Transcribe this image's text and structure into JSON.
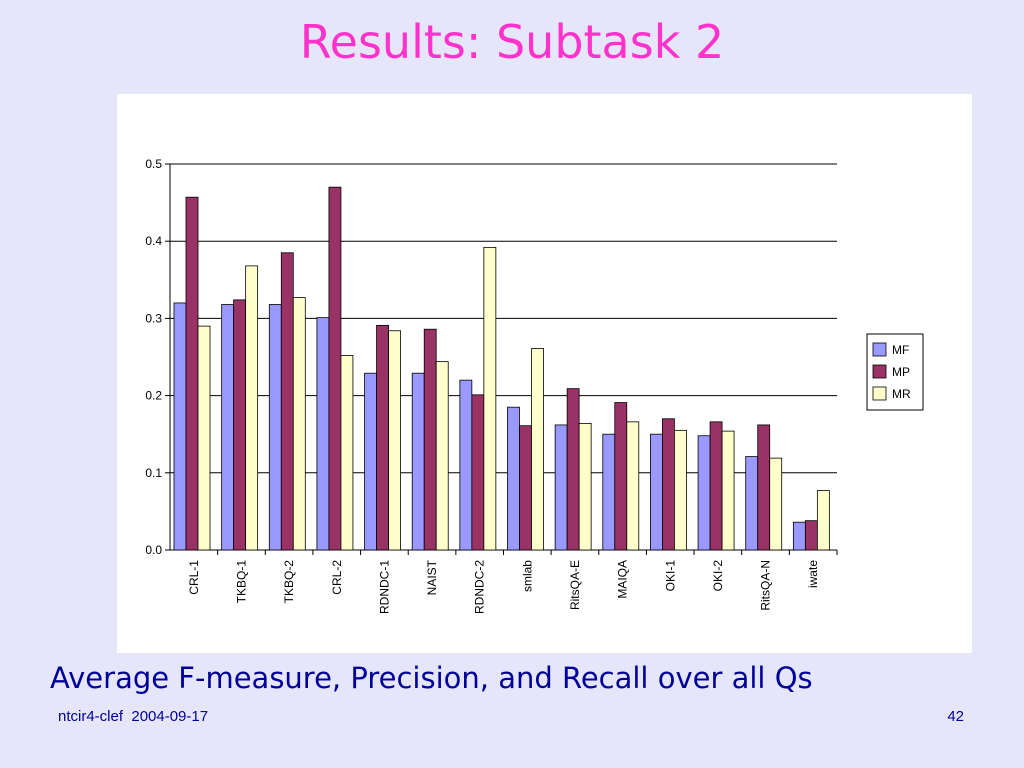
{
  "slide": {
    "title": "Results: Subtask 2",
    "caption": "Average F-measure, Precision, and Recall over all Qs",
    "footer_left": "ntcir4-clef  2004-09-17",
    "page_number": "42"
  },
  "colors": {
    "background": "#e6e6fa",
    "title": "#ff33cc",
    "caption": "#000099",
    "MF": "#9999ff",
    "MP": "#993366",
    "MR": "#ffffcc"
  },
  "chart_data": {
    "type": "bar",
    "categories": [
      "CRL-1",
      "TKBQ-1",
      "TKBQ-2",
      "CRL-2",
      "RDNDC-1",
      "NAIST",
      "RDNDC-2",
      "smlab",
      "RitsQA-E",
      "MAIQA",
      "OKI-1",
      "OKI-2",
      "RitsQA-N",
      "iwate"
    ],
    "series": [
      {
        "name": "MF",
        "values": [
          0.32,
          0.318,
          0.318,
          0.301,
          0.229,
          0.229,
          0.22,
          0.185,
          0.162,
          0.15,
          0.15,
          0.148,
          0.121,
          0.036
        ]
      },
      {
        "name": "MP",
        "values": [
          0.457,
          0.324,
          0.385,
          0.47,
          0.291,
          0.286,
          0.201,
          0.161,
          0.209,
          0.191,
          0.17,
          0.166,
          0.162,
          0.038
        ]
      },
      {
        "name": "MR",
        "values": [
          0.29,
          0.368,
          0.327,
          0.252,
          0.284,
          0.244,
          0.392,
          0.261,
          0.164,
          0.166,
          0.155,
          0.154,
          0.119,
          0.077
        ]
      }
    ],
    "y_ticks": [
      "0.0",
      "0.1",
      "0.2",
      "0.3",
      "0.4",
      "0.5"
    ],
    "ylim": [
      0,
      0.5
    ],
    "grid": true,
    "legend_position": "right"
  }
}
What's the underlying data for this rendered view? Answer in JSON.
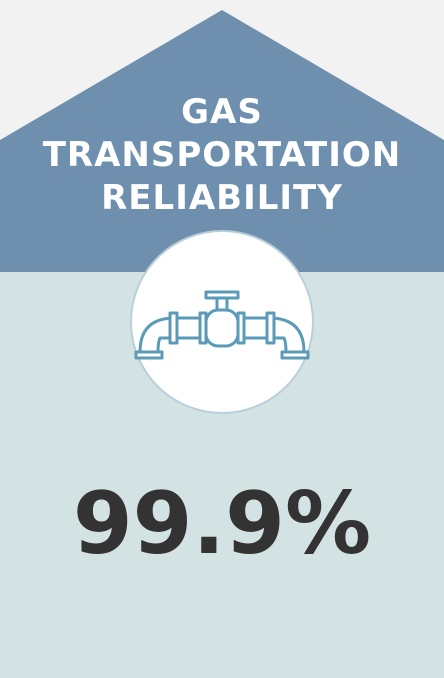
{
  "header": {
    "title_lines": [
      "GAS",
      "TRANSPORTATION",
      "RELIABILITY"
    ]
  },
  "metric": {
    "value": "99.9%"
  }
}
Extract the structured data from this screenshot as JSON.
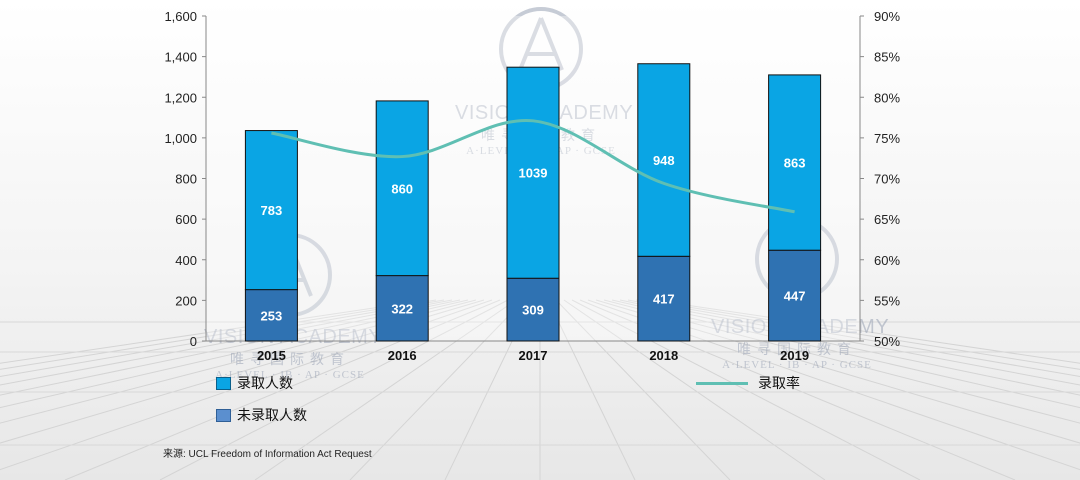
{
  "chart_data": {
    "type": "bar",
    "stacked": true,
    "categories": [
      "2015",
      "2016",
      "2017",
      "2018",
      "2019"
    ],
    "series": [
      {
        "name": "录取人数",
        "values": [
          783,
          860,
          1039,
          948,
          863
        ],
        "color": "#0aa5e4"
      },
      {
        "name": "未录取人数",
        "values": [
          253,
          322,
          309,
          417,
          447
        ],
        "color": "#2f72b2"
      }
    ],
    "line_series": {
      "name": "录取率",
      "values": [
        0.756,
        0.727,
        0.771,
        0.694,
        0.659
      ],
      "color": "#5fbfb3",
      "axis": "right"
    },
    "ylim": [
      0,
      1600
    ],
    "y_ticks": [
      "0",
      "200",
      "400",
      "600",
      "800",
      "1,000",
      "1,200",
      "1,400",
      "1,600"
    ],
    "y2lim": [
      0.5,
      0.9
    ],
    "y2_ticks": [
      "50%",
      "55%",
      "60%",
      "65%",
      "70%",
      "75%",
      "80%",
      "85%",
      "90%"
    ],
    "grid": false,
    "legend_position": "bottom"
  },
  "source_note": "来源:  UCL Freedom of Information Act Request",
  "watermark": {
    "title": "VISION ACADEMY",
    "subtitle": "唯寻国际教育",
    "tagline": "A·LEVEL · IB · AP · GCSE"
  }
}
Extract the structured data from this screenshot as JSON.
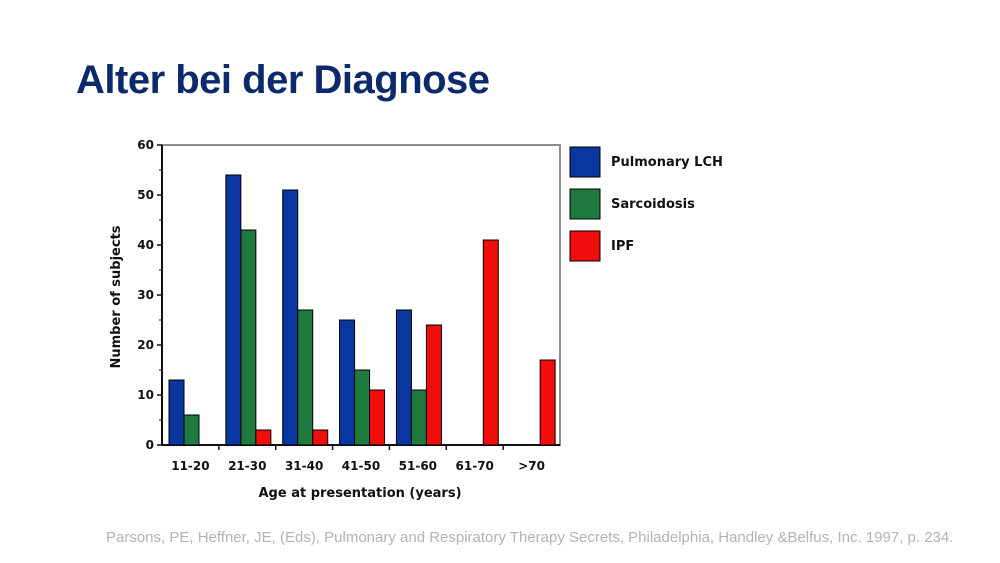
{
  "slide": {
    "title": "Alter bei der Diagnose",
    "citation": "Parsons, PE, Heffner, JE, (Eds), Pulmonary and Respiratory Therapy Secrets, Philadelphia, Handley &Belfus, Inc. 1997, p. 234."
  },
  "chart_data": {
    "type": "bar",
    "xlabel": "Age at presentation (years)",
    "ylabel": "Number of subjects",
    "ylim": [
      0,
      60
    ],
    "yticks": [
      0,
      10,
      20,
      30,
      40,
      50,
      60
    ],
    "grid": false,
    "legend_position": "right",
    "categories": [
      "11-20",
      "21-30",
      "31-40",
      "41-50",
      "51-60",
      "61-70",
      ">70"
    ],
    "series": [
      {
        "name": "Pulmonary LCH",
        "color": "#0a36a0",
        "values": [
          13,
          54,
          51,
          25,
          27,
          0,
          0
        ]
      },
      {
        "name": "Sarcoidosis",
        "color": "#1e7a3e",
        "values": [
          6,
          43,
          27,
          15,
          11,
          0,
          0
        ]
      },
      {
        "name": "IPF",
        "color": "#f20d0d",
        "values": [
          0,
          3,
          3,
          11,
          24,
          41,
          17
        ]
      }
    ]
  }
}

++++++++++++++++++++

Instructions for the task: Repeat every record precisely. Any picture among them stays out of the copy.

Answer for this exercise:
Transcribe this image's text and structure into JSON.
{
  "slide": {
    "title": "Results: Subtask 2",
    "caption": "Average F-measure, Precision, and Recall over all Qs",
    "footer_left": "ntcir4-clef  2004-09-17",
    "page_number": "42"
  },
  "colors": {
    "background": "#e6e6fa",
    "title": "#ff33cc",
    "caption": "#000099",
    "MF": "#9999ff",
    "MP": "#993366",
    "MR": "#ffffcc"
  },
  "chart_data": {
    "type": "bar",
    "categories": [
      "CRL-1",
      "TKBQ-1",
      "TKBQ-2",
      "CRL-2",
      "RDNDC-1",
      "NAIST",
      "RDNDC-2",
      "smlab",
      "RitsQA-E",
      "MAIQA",
      "OKI-1",
      "OKI-2",
      "RitsQA-N",
      "iwate"
    ],
    "series": [
      {
        "name": "MF",
        "values": [
          0.32,
          0.318,
          0.318,
          0.301,
          0.229,
          0.229,
          0.22,
          0.185,
          0.162,
          0.15,
          0.15,
          0.148,
          0.121,
          0.036
        ]
      },
      {
        "name": "MP",
        "values": [
          0.457,
          0.324,
          0.385,
          0.47,
          0.291,
          0.286,
          0.201,
          0.161,
          0.209,
          0.191,
          0.17,
          0.166,
          0.162,
          0.038
        ]
      },
      {
        "name": "MR",
        "values": [
          0.29,
          0.368,
          0.327,
          0.252,
          0.284,
          0.244,
          0.392,
          0.261,
          0.164,
          0.166,
          0.155,
          0.154,
          0.119,
          0.077
        ]
      }
    ],
    "y_ticks": [
      "0.0",
      "0.1",
      "0.2",
      "0.3",
      "0.4",
      "0.5"
    ],
    "ylim": [
      0,
      0.5
    ],
    "grid": true,
    "legend_position": "right"
  }
}
What's the underlying data for this rendered view? Answer in JSON.
{
  "header": {
    "title_lines": [
      "GAS",
      "TRANSPORTATION",
      "RELIABILITY"
    ]
  },
  "metric": {
    "value": "99.9%"
  }
}
Extract the structured data from this screenshot as JSON.
{
  "chart_data": {
    "type": "bar",
    "stacked": true,
    "categories": [
      "2015",
      "2016",
      "2017",
      "2018",
      "2019"
    ],
    "series": [
      {
        "name": "录取人数",
        "values": [
          783,
          860,
          1039,
          948,
          863
        ],
        "color": "#0aa5e4"
      },
      {
        "name": "未录取人数",
        "values": [
          253,
          322,
          309,
          417,
          447
        ],
        "color": "#2f72b2"
      }
    ],
    "line_series": {
      "name": "录取率",
      "values": [
        0.756,
        0.727,
        0.771,
        0.694,
        0.659
      ],
      "color": "#5fbfb3",
      "axis": "right"
    },
    "ylim": [
      0,
      1600
    ],
    "y_ticks": [
      "0",
      "200",
      "400",
      "600",
      "800",
      "1,000",
      "1,200",
      "1,400",
      "1,600"
    ],
    "y2lim": [
      0.5,
      0.9
    ],
    "y2_ticks": [
      "50%",
      "55%",
      "60%",
      "65%",
      "70%",
      "75%",
      "80%",
      "85%",
      "90%"
    ],
    "grid": false,
    "legend_position": "bottom"
  },
  "source_note": "来源:  UCL Freedom of Information Act Request",
  "watermark": {
    "title": "VISION ACADEMY",
    "subtitle": "唯寻国际教育",
    "tagline": "A·LEVEL · IB · AP · GCSE"
  }
}
Extract the structured data from this screenshot as JSON.
{
  "slide": {
    "title": "Alter bei der Diagnose",
    "citation": "Parsons, PE, Heffner, JE, (Eds), Pulmonary and Respiratory Therapy Secrets, Philadelphia, Handley &Belfus, Inc. 1997, p. 234."
  },
  "chart_data": {
    "type": "bar",
    "xlabel": "Age at presentation (years)",
    "ylabel": "Number of subjects",
    "ylim": [
      0,
      60
    ],
    "yticks": [
      0,
      10,
      20,
      30,
      40,
      50,
      60
    ],
    "grid": false,
    "legend_position": "right",
    "categories": [
      "11-20",
      "21-30",
      "31-40",
      "41-50",
      "51-60",
      "61-70",
      ">70"
    ],
    "series": [
      {
        "name": "Pulmonary LCH",
        "color": "#0a36a0",
        "values": [
          13,
          54,
          51,
          25,
          27,
          0,
          0
        ]
      },
      {
        "name": "Sarcoidosis",
        "color": "#1e7a3e",
        "values": [
          6,
          43,
          27,
          15,
          11,
          0,
          0
        ]
      },
      {
        "name": "IPF",
        "color": "#f20d0d",
        "values": [
          0,
          3,
          3,
          11,
          24,
          41,
          17
        ]
      }
    ]
  }
}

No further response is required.